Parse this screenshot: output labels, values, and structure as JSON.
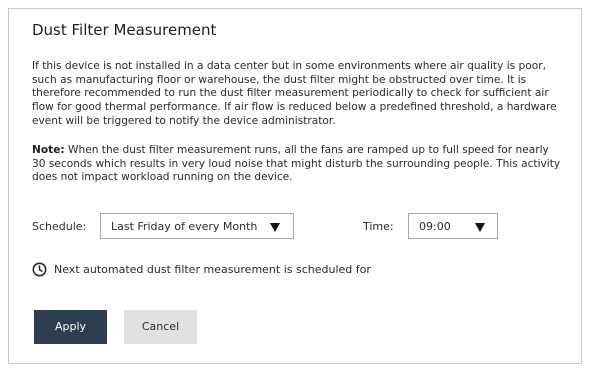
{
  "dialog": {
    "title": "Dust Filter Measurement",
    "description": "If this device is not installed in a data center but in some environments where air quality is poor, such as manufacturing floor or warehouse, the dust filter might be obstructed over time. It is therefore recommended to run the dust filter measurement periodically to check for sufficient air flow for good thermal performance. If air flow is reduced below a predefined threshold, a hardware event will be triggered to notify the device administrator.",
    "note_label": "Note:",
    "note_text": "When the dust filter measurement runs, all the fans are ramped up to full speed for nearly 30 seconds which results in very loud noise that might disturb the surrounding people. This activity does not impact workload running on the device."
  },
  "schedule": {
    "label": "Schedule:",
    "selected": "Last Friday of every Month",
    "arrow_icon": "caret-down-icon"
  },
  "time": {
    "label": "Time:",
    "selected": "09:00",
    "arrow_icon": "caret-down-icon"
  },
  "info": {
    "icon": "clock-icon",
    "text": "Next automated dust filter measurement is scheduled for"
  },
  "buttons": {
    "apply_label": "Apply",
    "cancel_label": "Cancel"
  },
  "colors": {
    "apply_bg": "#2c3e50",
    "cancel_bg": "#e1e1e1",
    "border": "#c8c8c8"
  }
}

◆ ◆ ◆ ◆

■ Given problem
Collect each line holding the string "might".

■ Task response
    "description": "If this device is not installed in a data center but in some environments where air quality is poor, such as manufacturing floor or warehouse, the dust filter might be obstructed over time. It is therefore recommended to run the dust filter measurement periodically to check for sufficient air flow for good thermal performance. If air flow is reduced below a predefined threshold, a hardware event will be triggered to notify the device administrator.",
    "note_text": "When the dust filter measurement runs, all the fans are ramped up to full speed for nearly 30 seconds which results in very loud noise that might disturb the surrounding people. This activity does not impact workload running on the device."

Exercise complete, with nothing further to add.